======== DATA SUPPLIED

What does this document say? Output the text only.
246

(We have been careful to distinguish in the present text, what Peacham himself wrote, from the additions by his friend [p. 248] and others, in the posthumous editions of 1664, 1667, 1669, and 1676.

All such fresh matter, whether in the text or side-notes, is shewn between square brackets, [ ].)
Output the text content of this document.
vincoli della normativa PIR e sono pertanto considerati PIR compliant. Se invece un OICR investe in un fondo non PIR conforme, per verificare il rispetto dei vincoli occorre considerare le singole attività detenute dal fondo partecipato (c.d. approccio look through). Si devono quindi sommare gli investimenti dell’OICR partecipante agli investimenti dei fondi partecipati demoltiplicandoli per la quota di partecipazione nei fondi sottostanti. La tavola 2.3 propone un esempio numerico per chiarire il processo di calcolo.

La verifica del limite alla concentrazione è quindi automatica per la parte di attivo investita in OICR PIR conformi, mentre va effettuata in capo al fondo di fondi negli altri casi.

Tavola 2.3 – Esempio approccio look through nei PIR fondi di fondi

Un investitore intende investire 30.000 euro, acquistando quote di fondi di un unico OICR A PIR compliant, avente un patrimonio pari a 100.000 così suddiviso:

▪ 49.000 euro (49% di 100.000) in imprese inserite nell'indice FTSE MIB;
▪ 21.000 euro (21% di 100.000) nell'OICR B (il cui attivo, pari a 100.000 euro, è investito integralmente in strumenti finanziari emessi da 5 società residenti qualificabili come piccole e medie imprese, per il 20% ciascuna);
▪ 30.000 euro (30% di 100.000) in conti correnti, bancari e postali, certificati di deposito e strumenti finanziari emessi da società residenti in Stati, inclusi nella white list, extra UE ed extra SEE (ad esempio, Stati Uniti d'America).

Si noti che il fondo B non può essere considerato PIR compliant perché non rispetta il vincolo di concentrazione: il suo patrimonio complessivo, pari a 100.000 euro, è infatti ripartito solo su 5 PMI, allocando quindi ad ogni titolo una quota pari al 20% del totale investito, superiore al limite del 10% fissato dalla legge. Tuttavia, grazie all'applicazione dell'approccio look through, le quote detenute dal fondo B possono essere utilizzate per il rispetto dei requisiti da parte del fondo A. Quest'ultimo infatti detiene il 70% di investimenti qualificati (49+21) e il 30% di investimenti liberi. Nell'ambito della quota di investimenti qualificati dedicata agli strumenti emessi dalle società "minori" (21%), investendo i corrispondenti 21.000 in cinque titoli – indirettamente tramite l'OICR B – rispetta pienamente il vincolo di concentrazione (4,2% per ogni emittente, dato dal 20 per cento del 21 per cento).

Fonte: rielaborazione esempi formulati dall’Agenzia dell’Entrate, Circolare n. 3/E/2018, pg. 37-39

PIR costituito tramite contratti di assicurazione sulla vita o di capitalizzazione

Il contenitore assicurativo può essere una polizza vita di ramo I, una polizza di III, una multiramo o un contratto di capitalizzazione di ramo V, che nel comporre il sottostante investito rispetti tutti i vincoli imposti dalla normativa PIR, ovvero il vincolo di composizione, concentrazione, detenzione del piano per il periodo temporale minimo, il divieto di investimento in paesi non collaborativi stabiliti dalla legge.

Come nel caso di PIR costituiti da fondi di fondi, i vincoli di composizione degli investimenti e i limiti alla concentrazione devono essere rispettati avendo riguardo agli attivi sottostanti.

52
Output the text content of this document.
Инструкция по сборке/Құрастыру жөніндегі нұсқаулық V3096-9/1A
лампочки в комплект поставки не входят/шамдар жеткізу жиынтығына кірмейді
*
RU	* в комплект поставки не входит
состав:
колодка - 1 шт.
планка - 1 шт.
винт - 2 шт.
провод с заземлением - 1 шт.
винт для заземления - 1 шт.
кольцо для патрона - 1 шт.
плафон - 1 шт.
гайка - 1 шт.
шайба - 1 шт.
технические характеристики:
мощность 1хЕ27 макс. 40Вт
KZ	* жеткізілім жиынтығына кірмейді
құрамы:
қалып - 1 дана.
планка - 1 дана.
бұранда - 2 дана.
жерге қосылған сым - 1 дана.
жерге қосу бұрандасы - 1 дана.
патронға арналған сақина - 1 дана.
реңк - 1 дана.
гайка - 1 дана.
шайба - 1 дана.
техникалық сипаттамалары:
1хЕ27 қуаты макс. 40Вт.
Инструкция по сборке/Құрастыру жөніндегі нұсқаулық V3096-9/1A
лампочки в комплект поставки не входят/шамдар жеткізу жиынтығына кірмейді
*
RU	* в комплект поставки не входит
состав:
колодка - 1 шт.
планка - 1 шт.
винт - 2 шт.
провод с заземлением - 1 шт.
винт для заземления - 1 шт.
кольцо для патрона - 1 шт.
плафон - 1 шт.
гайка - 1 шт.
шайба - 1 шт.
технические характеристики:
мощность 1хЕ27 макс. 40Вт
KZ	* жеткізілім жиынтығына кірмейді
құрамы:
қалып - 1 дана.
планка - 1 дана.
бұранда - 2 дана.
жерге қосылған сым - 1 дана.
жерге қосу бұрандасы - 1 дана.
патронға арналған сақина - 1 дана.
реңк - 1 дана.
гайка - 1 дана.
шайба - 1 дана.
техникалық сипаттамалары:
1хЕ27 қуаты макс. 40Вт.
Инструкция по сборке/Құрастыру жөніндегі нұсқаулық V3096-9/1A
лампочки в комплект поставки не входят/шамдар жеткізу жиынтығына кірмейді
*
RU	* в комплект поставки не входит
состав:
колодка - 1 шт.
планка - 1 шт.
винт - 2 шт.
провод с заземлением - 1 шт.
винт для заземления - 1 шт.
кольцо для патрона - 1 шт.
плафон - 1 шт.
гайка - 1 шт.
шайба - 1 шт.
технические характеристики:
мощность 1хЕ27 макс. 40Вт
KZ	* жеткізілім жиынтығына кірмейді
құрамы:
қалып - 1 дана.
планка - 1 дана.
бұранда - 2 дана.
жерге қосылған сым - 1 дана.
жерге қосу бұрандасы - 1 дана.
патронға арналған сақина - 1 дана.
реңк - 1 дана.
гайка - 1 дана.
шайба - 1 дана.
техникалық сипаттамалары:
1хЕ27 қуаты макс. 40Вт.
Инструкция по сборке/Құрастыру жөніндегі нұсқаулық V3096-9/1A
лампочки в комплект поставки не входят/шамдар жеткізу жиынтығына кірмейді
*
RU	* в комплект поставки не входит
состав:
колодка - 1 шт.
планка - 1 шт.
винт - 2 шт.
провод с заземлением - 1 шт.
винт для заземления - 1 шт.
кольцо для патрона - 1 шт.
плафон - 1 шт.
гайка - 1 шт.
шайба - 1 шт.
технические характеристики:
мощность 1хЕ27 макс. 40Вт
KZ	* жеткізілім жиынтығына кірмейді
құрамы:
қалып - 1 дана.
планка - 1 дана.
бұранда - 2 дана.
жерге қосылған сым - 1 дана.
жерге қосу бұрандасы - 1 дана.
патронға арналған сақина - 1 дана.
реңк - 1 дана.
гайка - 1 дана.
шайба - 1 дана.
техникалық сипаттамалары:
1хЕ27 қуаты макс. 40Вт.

================

▶ **AIM**
Reproduce every line of the data verbatim.

▶ **RESPONSE**
What does this document say? Output the text only.
246

(We have been careful to distinguish in the present text, what Peacham himself wrote, from the additions by his friend [p. 248] and others, in the posthumous editions of 1664, 1667, 1669, and 1676.

All such fresh matter, whether in the text or side-notes, is shewn between square brackets, [ ].)
Output the text content of this document.
vincoli della normativa PIR e sono pertanto considerati PIR compliant. Se invece un OICR investe in un fondo non PIR conforme, per verificare il rispetto dei vincoli occorre considerare le singole attività detenute dal fondo partecipato (c.d. approccio look through). Si devono quindi sommare gli investimenti dell’OICR partecipante agli investimenti dei fondi partecipati demoltiplicandoli per la quota di partecipazione nei fondi sottostanti. La tavola 2.3 propone un esempio numerico per chiarire il processo di calcolo.

La verifica del limite alla concentrazione è quindi automatica per la parte di attivo investita in OICR PIR conformi, mentre va effettuata in capo al fondo di fondi negli altri casi.

Tavola 2.3 – Esempio approccio look through nei PIR fondi di fondi

Un investitore intende investire 30.000 euro, acquistando quote di fondi di un unico OICR A PIR compliant, avente un patrimonio pari a 100.000 così suddiviso:

▪ 49.000 euro (49% di 100.000) in imprese inserite nell'indice FTSE MIB;
▪ 21.000 euro (21% di 100.000) nell'OICR B (il cui attivo, pari a 100.000 euro, è investito integralmente in strumenti finanziari emessi da 5 società residenti qualificabili come piccole e medie imprese, per il 20% ciascuna);
▪ 30.000 euro (30% di 100.000) in conti correnti, bancari e postali, certificati di deposito e strumenti finanziari emessi da società residenti in Stati, inclusi nella white list, extra UE ed extra SEE (ad esempio, Stati Uniti d'America).

Si noti che il fondo B non può essere considerato PIR compliant perché non rispetta il vincolo di concentrazione: il suo patrimonio complessivo, pari a 100.000 euro, è infatti ripartito solo su 5 PMI, allocando quindi ad ogni titolo una quota pari al 20% del totale investito, superiore al limite del 10% fissato dalla legge. Tuttavia, grazie all'applicazione dell'approccio look through, le quote detenute dal fondo B possono essere utilizzate per il rispetto dei requisiti da parte del fondo A. Quest'ultimo infatti detiene il 70% di investimenti qualificati (49+21) e il 30% di investimenti liberi. Nell'ambito della quota di investimenti qualificati dedicata agli strumenti emessi dalle società "minori" (21%), investendo i corrispondenti 21.000 in cinque titoli – indirettamente tramite l'OICR B – rispetta pienamente il vincolo di concentrazione (4,2% per ogni emittente, dato dal 20 per cento del 21 per cento).

Fonte: rielaborazione esempi formulati dall’Agenzia dell’Entrate, Circolare n. 3/E/2018, pg. 37-39

PIR costituito tramite contratti di assicurazione sulla vita o di capitalizzazione

Il contenitore assicurativo può essere una polizza vita di ramo I, una polizza di III, una multiramo o un contratto di capitalizzazione di ramo V, che nel comporre il sottostante investito rispetti tutti i vincoli imposti dalla normativa PIR, ovvero il vincolo di composizione, concentrazione, detenzione del piano per il periodo temporale minimo, il divieto di investimento in paesi non collaborativi stabiliti dalla legge.

Come nel caso di PIR costituiti da fondi di fondi, i vincoli di composizione degli investimenti e i limiti alla concentrazione devono essere rispettati avendo riguardo agli attivi sottostanti.

52
Output the text content of this document.
Инструкция по сборке/Құрастыру жөніндегі нұсқаулық V3096-9/1A
лампочки в комплект поставки не входят/шамдар жеткізу жиынтығына кірмейді
*
RU	* в комплект поставки не входит
состав:
колодка - 1 шт.
планка - 1 шт.
винт - 2 шт.
провод с заземлением - 1 шт.
винт для заземления - 1 шт.
кольцо для патрона - 1 шт.
плафон - 1 шт.
гайка - 1 шт.
шайба - 1 шт.
технические характеристики:
мощность 1хЕ27 макс. 40Вт
KZ	* жеткізілім жиынтығына кірмейді
құрамы:
қалып - 1 дана.
планка - 1 дана.
бұранда - 2 дана.
жерге қосылған сым - 1 дана.
жерге қосу бұрандасы - 1 дана.
патронға арналған сақина - 1 дана.
реңк - 1 дана.
гайка - 1 дана.
шайба - 1 дана.
техникалық сипаттамалары:
1хЕ27 қуаты макс. 40Вт.
Инструкция по сборке/Құрастыру жөніндегі нұсқаулық V3096-9/1A
лампочки в комплект поставки не входят/шамдар жеткізу жиынтығына кірмейді
*
RU	* в комплект поставки не входит
состав:
колодка - 1 шт.
планка - 1 шт.
винт - 2 шт.
провод с заземлением - 1 шт.
винт для заземления - 1 шт.
кольцо для патрона - 1 шт.
плафон - 1 шт.
гайка - 1 шт.
шайба - 1 шт.
технические характеристики:
мощность 1хЕ27 макс. 40Вт
KZ	* жеткізілім жиынтығына кірмейді
құрамы:
қалып - 1 дана.
планка - 1 дана.
бұранда - 2 дана.
жерге қосылған сым - 1 дана.
жерге қосу бұрандасы - 1 дана.
патронға арналған сақина - 1 дана.
реңк - 1 дана.
гайка - 1 дана.
шайба - 1 дана.
техникалық сипаттамалары:
1хЕ27 қуаты макс. 40Вт.
Инструкция по сборке/Құрастыру жөніндегі нұсқаулық V3096-9/1A
лампочки в комплект поставки не входят/шамдар жеткізу жиынтығына кірмейді
*
RU	* в комплект поставки не входит
состав:
колодка - 1 шт.
планка - 1 шт.
винт - 2 шт.
провод с заземлением - 1 шт.
винт для заземления - 1 шт.
кольцо для патрона - 1 шт.
плафон - 1 шт.
гайка - 1 шт.
шайба - 1 шт.
технические характеристики:
мощность 1хЕ27 макс. 40Вт
KZ	* жеткізілім жиынтығына кірмейді
құрамы:
қалып - 1 дана.
планка - 1 дана.
бұранда - 2 дана.
жерге қосылған сым - 1 дана.
жерге қосу бұрандасы - 1 дана.
патронға арналған сақина - 1 дана.
реңк - 1 дана.
гайка - 1 дана.
шайба - 1 дана.
техникалық сипаттамалары:
1хЕ27 қуаты макс. 40Вт.
Инструкция по сборке/Құрастыру жөніндегі нұсқаулық V3096-9/1A
лампочки в комплект поставки не входят/шамдар жеткізу жиынтығына кірмейді
*
RU	* в комплект поставки не входит
состав:
колодка - 1 шт.
планка - 1 шт.
винт - 2 шт.
провод с заземлением - 1 шт.
винт для заземления - 1 шт.
кольцо для патрона - 1 шт.
плафон - 1 шт.
гайка - 1 шт.
шайба - 1 шт.
технические характеристики:
мощность 1хЕ27 макс. 40Вт
KZ	* жеткізілім жиынтығына кірмейді
құрамы:
қалып - 1 дана.
планка - 1 дана.
бұранда - 2 дана.
жерге қосылған сым - 1 дана.
жерге қосу бұрандасы - 1 дана.
патронға арналған сақина - 1 дана.
реңк - 1 дана.
гайка - 1 дана.
шайба - 1 дана.
техникалық сипаттамалары:
1хЕ27 қуаты макс. 40Вт.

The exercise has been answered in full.